--- Start ---
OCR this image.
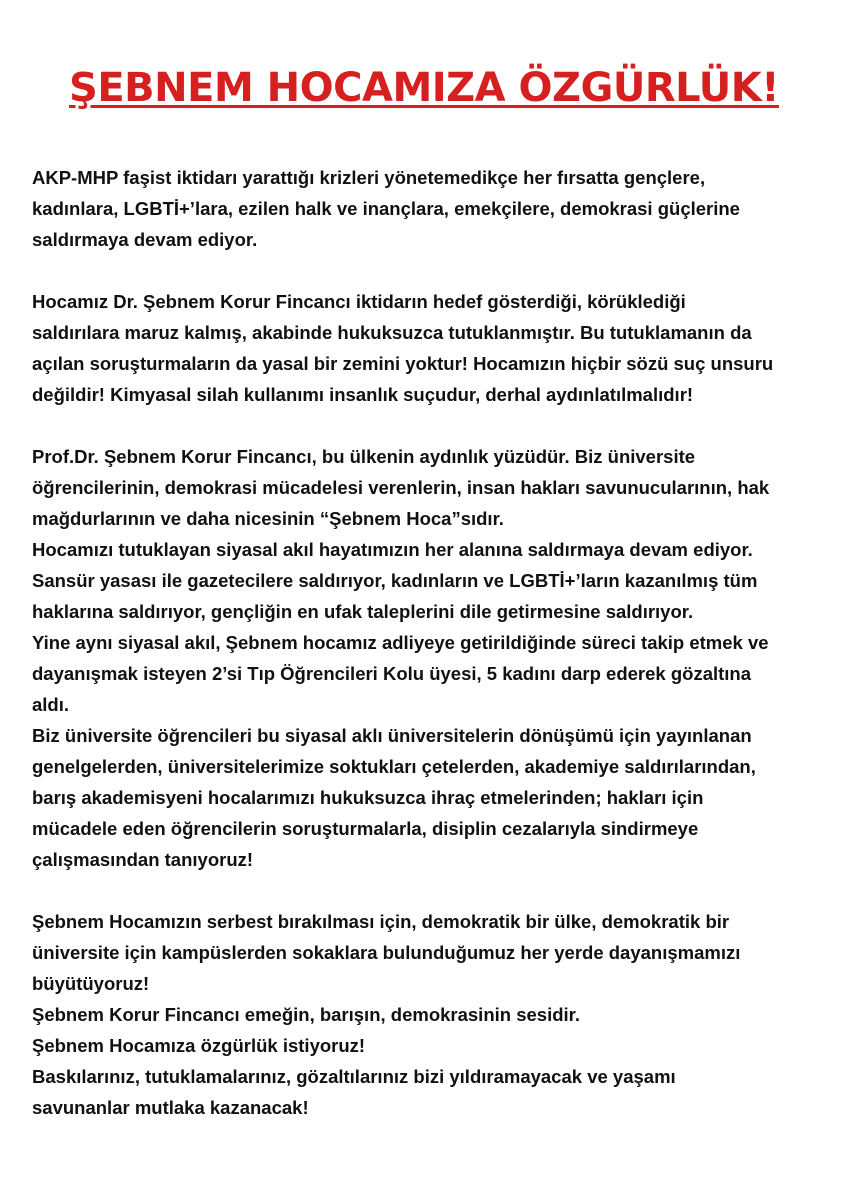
ŞEBNEM HOCAMIZA ÖZGÜRLÜK!

AKP-MHP faşist iktidarı yarattığı krizleri yönetemedikçe her fırsatta gençlere,
kadınlara, LGBTİ+’lara, ezilen halk ve inançlara, emekçilere, demokrasi güçlerine
saldırmaya devam ediyor.

Hocamız Dr. Şebnem Korur Fincancı iktidarın hedef gösterdiği, körüklediği
saldırılara maruz kalmış, akabinde hukuksuzca tutuklanmıştır. Bu tutuklamanın da
açılan soruşturmaların da yasal bir zemini yoktur! Hocamızın hiçbir sözü suç unsuru
değildir! Kimyasal silah kullanımı insanlık suçudur, derhal aydınlatılmalıdır!

Prof.Dr. Şebnem Korur Fincancı, bu ülkenin aydınlık yüzüdür. Biz üniversite
öğrencilerinin, demokrasi mücadelesi verenlerin, insan hakları savunucularının, hak
mağdurlarının ve daha nicesinin “Şebnem Hoca”sıdır.
Hocamızı tutuklayan siyasal akıl hayatımızın her alanına saldırmaya devam ediyor.
Sansür yasası ile gazetecilere saldırıyor, kadınların ve LGBTİ+’ların kazanılmış tüm
haklarına saldırıyor, gençliğin en ufak taleplerini dile getirmesine saldırıyor.
Yine aynı siyasal akıl, Şebnem hocamız adliyeye getirildiğinde süreci takip etmek ve
dayanışmak isteyen 2’si Tıp Öğrencileri Kolu üyesi, 5 kadını darp ederek gözaltına
aldı.
Biz üniversite öğrencileri bu siyasal aklı üniversitelerin dönüşümü için yayınlanan
genelgelerden, üniversitelerimize soktukları çetelerden, akademiye saldırılarından,
barış akademisyeni hocalarımızı hukuksuzca ihraç etmelerinden; hakları için
mücadele eden öğrencilerin soruşturmalarla, disiplin cezalarıyla sindirmeye
çalışmasından tanıyoruz!

Şebnem Hocamızın serbest bırakılması için, demokratik bir ülke, demokratik bir
üniversite için kampüslerden sokaklara bulunduğumuz her yerde dayanışmamızı
büyütüyoruz!
Şebnem Korur Fincancı emeğin, barışın, demokrasinin sesidir.
Şebnem Hocamıza özgürlük istiyoruz!
Baskılarınız, tutuklamalarınız, gözaltılarınız bizi yıldıramayacak ve yaşamı
savunanlar mutlaka kazanacak!
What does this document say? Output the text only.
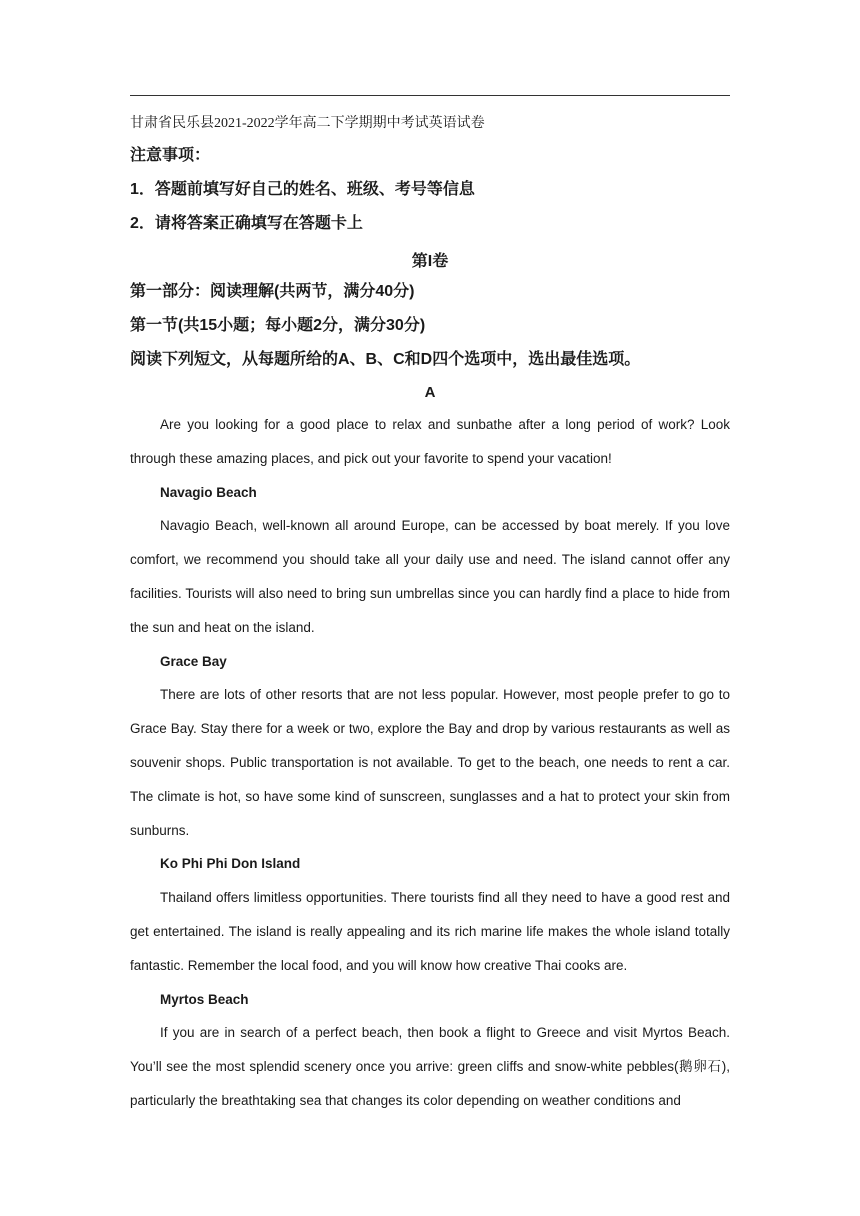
甘肃省民乐县2021-2022学年高二下学期期中考试英语试卷
注意事项：
1．答题前填写好自己的姓名、班级、考号等信息
2．请将答案正确填写在答题卡上
第I卷
第一部分：阅读理解(共两节，满分40分)
第一节(共15小题；每小题2分，满分30分)
阅读下列短文，从每题所给的A、B、C和D四个选项中，选出最佳选项。
A

Are you looking for a good place to relax and sunbathe after a long period of work? Look through these amazing places, and pick out your favorite to spend your vacation!

Navagio Beach

Navagio Beach, well-known all around Europe, can be accessed by boat merely. If you love comfort, we recommend you should take all your daily use and need. The island cannot offer any facilities. Tourists will also need to bring sun umbrellas since you can hardly find a place to hide from the sun and heat on the island.

Grace Bay

There are lots of other resorts that are not less popular. However, most people prefer to go to Grace Bay. Stay there for a week or two, explore the Bay and drop by various restaurants as well as souvenir shops. Public transportation is not available. To get to the beach, one needs to rent a car. The climate is hot, so have some kind of sunscreen, sunglasses and a hat to protect your skin from sunburns.

Ko Phi Phi Don Island

Thailand offers limitless opportunities. There tourists find all they need to have a good rest and get entertained. The island is really appealing and its rich marine life makes the whole island totally fantastic. Remember the local food, and you will know how creative Thai cooks are.

Myrtos Beach

If you are in search of a perfect beach, then book a flight to Greece and visit Myrtos Beach. You’ll see the most splendid scenery once you arrive: green cliffs and snow-white pebbles(鹅卵石), particularly the breathtaking sea that changes its color depending on weather conditions and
--- End ---
Challenge: Copy every line of the entries above in which "from" occurs.

Full solution:
Navagio Beach, well-known all around Europe, can be accessed by boat merely. If you love comfort, we recommend you should take all your daily use and need. The island cannot offer any facilities. Tourists will also need to bring sun umbrellas since you can hardly find a place to hide from the sun and heat on the island.
There are lots of other resorts that are not less popular. However, most people prefer to go to Grace Bay. Stay there for a week or two, explore the Bay and drop by various restaurants as well as souvenir shops. Public transportation is not available. To get to the beach, one needs to rent a car. The climate is hot, so have some kind of sunscreen, sunglasses and a hat to protect your skin from sunburns.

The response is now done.